Excerpt from a dataset:
┄┄┄┄┄┄

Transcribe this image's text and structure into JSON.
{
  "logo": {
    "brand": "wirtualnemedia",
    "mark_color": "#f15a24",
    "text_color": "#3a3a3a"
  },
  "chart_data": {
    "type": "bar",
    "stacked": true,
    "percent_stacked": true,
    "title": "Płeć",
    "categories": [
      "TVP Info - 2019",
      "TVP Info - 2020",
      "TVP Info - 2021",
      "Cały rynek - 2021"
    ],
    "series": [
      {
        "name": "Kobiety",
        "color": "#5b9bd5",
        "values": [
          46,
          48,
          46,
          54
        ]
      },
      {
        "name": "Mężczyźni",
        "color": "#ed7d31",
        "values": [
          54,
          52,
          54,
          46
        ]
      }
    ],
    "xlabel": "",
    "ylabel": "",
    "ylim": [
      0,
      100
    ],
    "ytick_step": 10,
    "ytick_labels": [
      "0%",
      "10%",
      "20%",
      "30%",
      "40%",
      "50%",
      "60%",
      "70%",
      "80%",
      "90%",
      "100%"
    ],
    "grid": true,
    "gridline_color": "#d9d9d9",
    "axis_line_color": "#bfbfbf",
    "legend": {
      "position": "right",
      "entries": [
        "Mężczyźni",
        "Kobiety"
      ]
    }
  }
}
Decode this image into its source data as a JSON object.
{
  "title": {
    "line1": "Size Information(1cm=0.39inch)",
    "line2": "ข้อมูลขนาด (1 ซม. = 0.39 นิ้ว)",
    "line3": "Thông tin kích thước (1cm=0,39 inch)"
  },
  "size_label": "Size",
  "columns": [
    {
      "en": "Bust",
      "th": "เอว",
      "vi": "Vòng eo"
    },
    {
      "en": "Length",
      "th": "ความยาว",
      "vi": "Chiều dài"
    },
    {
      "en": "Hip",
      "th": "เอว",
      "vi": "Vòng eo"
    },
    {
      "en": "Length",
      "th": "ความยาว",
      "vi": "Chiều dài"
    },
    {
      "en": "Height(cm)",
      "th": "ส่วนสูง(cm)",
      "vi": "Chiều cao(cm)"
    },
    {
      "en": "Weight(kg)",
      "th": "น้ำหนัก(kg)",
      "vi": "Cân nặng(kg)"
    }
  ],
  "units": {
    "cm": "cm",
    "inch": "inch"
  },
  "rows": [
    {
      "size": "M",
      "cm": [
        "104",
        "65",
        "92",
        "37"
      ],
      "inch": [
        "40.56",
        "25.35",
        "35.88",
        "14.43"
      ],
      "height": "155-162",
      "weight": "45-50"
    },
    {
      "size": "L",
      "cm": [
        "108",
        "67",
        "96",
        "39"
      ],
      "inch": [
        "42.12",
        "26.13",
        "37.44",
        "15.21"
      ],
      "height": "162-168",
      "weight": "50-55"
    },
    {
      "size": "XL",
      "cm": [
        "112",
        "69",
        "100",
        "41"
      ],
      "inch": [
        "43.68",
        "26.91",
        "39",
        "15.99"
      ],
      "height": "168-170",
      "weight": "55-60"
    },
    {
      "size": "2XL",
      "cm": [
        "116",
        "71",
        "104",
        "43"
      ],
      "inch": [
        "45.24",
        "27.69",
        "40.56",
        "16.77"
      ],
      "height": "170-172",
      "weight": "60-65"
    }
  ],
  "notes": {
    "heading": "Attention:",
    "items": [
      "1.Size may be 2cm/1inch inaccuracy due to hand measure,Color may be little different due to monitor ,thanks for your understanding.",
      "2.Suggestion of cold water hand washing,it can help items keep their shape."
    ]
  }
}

┄┄┄┄┄┄

▶ **PROBLEM DETAILS**
All of the data shown above must be copied exactly.

▶ **THE RESPONSE**
Transcribe this image's text and structure into JSON.
{
  "logo": {
    "brand": "wirtualnemedia",
    "mark_color": "#f15a24",
    "text_color": "#3a3a3a"
  },
  "chart_data": {
    "type": "bar",
    "stacked": true,
    "percent_stacked": true,
    "title": "Płeć",
    "categories": [
      "TVP Info - 2019",
      "TVP Info - 2020",
      "TVP Info - 2021",
      "Cały rynek - 2021"
    ],
    "series": [
      {
        "name": "Kobiety",
        "color": "#5b9bd5",
        "values": [
          46,
          48,
          46,
          54
        ]
      },
      {
        "name": "Mężczyźni",
        "color": "#ed7d31",
        "values": [
          54,
          52,
          54,
          46
        ]
      }
    ],
    "xlabel": "",
    "ylabel": "",
    "ylim": [
      0,
      100
    ],
    "ytick_step": 10,
    "ytick_labels": [
      "0%",
      "10%",
      "20%",
      "30%",
      "40%",
      "50%",
      "60%",
      "70%",
      "80%",
      "90%",
      "100%"
    ],
    "grid": true,
    "gridline_color": "#d9d9d9",
    "axis_line_color": "#bfbfbf",
    "legend": {
      "position": "right",
      "entries": [
        "Mężczyźni",
        "Kobiety"
      ]
    }
  }
}
Decode this image into its source data as a JSON object.
{
  "title": {
    "line1": "Size Information(1cm=0.39inch)",
    "line2": "ข้อมูลขนาด (1 ซม. = 0.39 นิ้ว)",
    "line3": "Thông tin kích thước (1cm=0,39 inch)"
  },
  "size_label": "Size",
  "columns": [
    {
      "en": "Bust",
      "th": "เอว",
      "vi": "Vòng eo"
    },
    {
      "en": "Length",
      "th": "ความยาว",
      "vi": "Chiều dài"
    },
    {
      "en": "Hip",
      "th": "เอว",
      "vi": "Vòng eo"
    },
    {
      "en": "Length",
      "th": "ความยาว",
      "vi": "Chiều dài"
    },
    {
      "en": "Height(cm)",
      "th": "ส่วนสูง(cm)",
      "vi": "Chiều cao(cm)"
    },
    {
      "en": "Weight(kg)",
      "th": "น้ำหนัก(kg)",
      "vi": "Cân nặng(kg)"
    }
  ],
  "units": {
    "cm": "cm",
    "inch": "inch"
  },
  "rows": [
    {
      "size": "M",
      "cm": [
        "104",
        "65",
        "92",
        "37"
      ],
      "inch": [
        "40.56",
        "25.35",
        "35.88",
        "14.43"
      ],
      "height": "155-162",
      "weight": "45-50"
    },
    {
      "size": "L",
      "cm": [
        "108",
        "67",
        "96",
        "39"
      ],
      "inch": [
        "42.12",
        "26.13",
        "37.44",
        "15.21"
      ],
      "height": "162-168",
      "weight": "50-55"
    },
    {
      "size": "XL",
      "cm": [
        "112",
        "69",
        "100",
        "41"
      ],
      "inch": [
        "43.68",
        "26.91",
        "39",
        "15.99"
      ],
      "height": "168-170",
      "weight": "55-60"
    },
    {
      "size": "2XL",
      "cm": [
        "116",
        "71",
        "104",
        "43"
      ],
      "inch": [
        "45.24",
        "27.69",
        "40.56",
        "16.77"
      ],
      "height": "170-172",
      "weight": "60-65"
    }
  ],
  "notes": {
    "heading": "Attention:",
    "items": [
      "1.Size may be 2cm/1inch inaccuracy due to hand measure,Color may be little different due to monitor ,thanks for your understanding.",
      "2.Suggestion of cold water hand washing,it can help items keep their shape."
    ]
  }
}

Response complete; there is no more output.